**Required work:**
Locate every line in the records below that holds the word "name" and return each one.

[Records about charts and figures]

+---+

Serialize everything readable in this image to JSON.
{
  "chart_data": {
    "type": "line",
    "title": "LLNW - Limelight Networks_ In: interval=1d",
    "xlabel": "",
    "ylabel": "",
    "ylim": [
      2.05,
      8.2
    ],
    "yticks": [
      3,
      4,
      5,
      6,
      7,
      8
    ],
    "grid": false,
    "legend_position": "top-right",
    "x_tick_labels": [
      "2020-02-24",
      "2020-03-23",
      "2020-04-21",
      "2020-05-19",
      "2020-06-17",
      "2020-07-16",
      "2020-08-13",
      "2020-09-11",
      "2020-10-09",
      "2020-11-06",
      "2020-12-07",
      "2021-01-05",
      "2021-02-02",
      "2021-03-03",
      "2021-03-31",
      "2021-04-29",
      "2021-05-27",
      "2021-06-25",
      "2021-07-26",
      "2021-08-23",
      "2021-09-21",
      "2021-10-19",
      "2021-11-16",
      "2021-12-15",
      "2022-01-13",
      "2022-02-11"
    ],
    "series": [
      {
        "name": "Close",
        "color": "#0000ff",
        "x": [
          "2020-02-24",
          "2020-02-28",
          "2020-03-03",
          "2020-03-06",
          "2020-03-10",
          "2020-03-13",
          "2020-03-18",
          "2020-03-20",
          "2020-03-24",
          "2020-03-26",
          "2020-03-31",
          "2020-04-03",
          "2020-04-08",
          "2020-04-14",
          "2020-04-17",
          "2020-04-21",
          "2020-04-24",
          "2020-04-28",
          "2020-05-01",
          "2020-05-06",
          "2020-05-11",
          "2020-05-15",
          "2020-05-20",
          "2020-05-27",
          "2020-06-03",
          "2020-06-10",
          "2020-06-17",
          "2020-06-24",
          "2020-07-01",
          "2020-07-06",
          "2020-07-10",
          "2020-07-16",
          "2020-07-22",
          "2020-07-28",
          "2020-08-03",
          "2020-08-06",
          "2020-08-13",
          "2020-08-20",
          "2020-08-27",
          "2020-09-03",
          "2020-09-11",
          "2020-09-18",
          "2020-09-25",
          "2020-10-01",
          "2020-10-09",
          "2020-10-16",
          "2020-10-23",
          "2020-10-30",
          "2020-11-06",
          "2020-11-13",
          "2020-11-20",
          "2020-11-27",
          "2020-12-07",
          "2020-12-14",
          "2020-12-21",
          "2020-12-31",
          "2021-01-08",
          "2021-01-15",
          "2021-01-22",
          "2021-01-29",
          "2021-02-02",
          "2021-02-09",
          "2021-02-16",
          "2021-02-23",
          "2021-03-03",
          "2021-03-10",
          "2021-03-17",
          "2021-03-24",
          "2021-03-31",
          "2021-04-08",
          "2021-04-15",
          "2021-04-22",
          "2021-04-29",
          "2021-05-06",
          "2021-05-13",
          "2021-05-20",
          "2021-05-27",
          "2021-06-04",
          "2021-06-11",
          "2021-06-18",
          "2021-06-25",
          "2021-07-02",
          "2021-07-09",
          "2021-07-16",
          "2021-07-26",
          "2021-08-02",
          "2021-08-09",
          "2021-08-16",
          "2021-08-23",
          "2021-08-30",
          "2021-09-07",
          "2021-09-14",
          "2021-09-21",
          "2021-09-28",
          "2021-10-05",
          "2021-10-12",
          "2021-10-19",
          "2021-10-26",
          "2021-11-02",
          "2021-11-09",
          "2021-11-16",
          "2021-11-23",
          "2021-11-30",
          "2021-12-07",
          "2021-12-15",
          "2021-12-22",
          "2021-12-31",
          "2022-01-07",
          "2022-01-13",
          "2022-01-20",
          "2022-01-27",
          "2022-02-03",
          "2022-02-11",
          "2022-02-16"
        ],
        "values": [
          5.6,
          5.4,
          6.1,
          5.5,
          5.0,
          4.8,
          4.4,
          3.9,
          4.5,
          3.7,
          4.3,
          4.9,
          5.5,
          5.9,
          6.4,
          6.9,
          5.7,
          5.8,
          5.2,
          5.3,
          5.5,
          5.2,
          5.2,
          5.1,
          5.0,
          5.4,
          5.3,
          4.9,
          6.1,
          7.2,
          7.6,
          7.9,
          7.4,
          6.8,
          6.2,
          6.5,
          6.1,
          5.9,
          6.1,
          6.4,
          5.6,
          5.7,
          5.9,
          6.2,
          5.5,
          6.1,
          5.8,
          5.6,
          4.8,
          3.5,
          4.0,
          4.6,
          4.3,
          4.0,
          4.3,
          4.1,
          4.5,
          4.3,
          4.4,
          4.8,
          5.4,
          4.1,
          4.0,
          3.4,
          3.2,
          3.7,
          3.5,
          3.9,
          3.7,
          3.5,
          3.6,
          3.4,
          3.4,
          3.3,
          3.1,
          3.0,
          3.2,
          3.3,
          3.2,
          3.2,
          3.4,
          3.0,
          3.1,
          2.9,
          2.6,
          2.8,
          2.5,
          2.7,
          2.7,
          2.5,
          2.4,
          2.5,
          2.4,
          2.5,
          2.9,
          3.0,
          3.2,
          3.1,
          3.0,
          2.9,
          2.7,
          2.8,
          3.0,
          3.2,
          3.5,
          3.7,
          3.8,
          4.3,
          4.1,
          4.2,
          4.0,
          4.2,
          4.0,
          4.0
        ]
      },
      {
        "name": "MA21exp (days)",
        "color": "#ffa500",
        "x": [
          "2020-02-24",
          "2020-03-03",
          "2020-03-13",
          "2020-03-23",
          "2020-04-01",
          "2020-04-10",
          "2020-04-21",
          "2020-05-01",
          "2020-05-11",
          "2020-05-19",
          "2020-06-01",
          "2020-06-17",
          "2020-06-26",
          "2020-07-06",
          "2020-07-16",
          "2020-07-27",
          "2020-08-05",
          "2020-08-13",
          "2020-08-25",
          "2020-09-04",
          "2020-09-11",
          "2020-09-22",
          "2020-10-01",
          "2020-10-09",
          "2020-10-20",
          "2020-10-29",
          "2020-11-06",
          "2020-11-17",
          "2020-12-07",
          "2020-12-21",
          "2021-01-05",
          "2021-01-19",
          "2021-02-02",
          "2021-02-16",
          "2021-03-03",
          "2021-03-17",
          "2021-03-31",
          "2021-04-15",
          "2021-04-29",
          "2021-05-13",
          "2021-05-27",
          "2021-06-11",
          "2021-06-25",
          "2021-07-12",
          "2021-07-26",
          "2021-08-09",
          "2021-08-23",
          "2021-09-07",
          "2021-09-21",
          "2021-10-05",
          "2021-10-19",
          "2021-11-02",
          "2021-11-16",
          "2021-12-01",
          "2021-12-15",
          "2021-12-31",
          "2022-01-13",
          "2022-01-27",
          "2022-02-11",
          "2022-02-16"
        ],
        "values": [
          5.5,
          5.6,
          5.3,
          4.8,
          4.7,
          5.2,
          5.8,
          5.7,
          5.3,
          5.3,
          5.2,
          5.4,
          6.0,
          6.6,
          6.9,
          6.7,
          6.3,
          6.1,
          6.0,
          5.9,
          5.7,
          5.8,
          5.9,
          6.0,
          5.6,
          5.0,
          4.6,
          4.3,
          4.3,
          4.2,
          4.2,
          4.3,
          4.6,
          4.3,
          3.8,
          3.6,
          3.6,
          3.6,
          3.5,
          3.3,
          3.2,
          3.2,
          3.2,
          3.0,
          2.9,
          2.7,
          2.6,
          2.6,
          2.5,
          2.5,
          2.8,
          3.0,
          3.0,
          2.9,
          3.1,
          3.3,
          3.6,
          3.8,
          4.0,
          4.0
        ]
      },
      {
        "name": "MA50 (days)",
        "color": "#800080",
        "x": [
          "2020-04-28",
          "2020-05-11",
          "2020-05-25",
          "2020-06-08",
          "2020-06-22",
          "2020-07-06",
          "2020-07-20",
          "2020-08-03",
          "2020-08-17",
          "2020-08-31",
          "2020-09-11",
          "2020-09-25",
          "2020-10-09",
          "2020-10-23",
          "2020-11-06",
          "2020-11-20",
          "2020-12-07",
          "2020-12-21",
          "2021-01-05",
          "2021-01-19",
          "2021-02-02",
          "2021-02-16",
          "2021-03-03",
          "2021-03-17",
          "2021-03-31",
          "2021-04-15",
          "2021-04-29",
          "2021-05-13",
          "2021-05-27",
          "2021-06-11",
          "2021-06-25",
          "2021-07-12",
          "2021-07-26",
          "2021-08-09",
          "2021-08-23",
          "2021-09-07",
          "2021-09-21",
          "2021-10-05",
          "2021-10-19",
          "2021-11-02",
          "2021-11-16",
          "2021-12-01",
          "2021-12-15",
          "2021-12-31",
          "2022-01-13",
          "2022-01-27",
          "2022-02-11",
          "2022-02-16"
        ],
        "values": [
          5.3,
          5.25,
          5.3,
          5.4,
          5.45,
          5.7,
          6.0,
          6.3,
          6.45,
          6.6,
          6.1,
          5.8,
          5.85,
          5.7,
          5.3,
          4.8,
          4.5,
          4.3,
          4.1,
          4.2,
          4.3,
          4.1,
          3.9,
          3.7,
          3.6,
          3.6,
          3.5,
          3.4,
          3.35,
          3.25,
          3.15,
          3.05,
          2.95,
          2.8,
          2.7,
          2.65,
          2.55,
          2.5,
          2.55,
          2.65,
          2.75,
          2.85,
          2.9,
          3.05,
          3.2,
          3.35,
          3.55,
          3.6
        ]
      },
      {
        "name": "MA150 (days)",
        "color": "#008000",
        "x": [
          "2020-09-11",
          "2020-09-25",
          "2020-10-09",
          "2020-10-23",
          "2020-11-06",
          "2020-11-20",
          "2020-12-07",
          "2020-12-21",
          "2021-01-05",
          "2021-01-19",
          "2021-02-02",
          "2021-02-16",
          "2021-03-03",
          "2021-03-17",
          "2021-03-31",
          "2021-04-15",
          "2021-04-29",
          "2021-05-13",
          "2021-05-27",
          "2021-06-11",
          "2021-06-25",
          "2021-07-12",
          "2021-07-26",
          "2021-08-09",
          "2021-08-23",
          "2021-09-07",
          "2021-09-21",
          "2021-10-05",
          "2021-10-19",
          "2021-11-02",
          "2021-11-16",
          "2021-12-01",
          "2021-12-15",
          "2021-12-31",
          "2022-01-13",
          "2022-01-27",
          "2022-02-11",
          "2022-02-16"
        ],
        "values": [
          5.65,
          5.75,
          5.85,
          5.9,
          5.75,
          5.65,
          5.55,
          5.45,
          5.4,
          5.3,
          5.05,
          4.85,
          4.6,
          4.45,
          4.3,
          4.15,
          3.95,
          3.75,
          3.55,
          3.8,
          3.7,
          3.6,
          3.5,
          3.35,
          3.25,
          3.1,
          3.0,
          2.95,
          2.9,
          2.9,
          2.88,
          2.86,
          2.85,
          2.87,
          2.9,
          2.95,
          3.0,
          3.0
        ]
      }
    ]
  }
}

+---+

**Result of this task:**
        "name": "Close",
        "name": "MA21exp (days)",
        "name": "MA50 (days)",
        "name": "MA150 (days)",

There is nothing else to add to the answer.